- [The problem]
Report how many lines contain the word "未构成犯罪的", with no other text.

- [Supplied material]
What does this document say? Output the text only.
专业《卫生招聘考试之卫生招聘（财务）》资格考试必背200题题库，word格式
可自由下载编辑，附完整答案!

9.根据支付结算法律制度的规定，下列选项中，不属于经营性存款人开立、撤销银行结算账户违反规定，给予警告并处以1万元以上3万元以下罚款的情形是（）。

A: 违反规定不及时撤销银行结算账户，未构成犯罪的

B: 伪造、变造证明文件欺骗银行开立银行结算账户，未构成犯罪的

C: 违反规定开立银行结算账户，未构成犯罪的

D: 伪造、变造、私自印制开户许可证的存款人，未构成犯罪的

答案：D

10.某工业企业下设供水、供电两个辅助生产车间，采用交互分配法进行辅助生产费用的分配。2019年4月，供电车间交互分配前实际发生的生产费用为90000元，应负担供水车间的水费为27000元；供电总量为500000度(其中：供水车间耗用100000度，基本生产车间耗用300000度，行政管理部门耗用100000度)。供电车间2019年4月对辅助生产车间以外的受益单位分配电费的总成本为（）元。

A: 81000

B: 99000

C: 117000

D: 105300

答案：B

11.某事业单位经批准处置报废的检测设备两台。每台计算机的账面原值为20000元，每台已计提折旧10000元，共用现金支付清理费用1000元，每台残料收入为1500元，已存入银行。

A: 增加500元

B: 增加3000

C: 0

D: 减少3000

- [Written answer]
4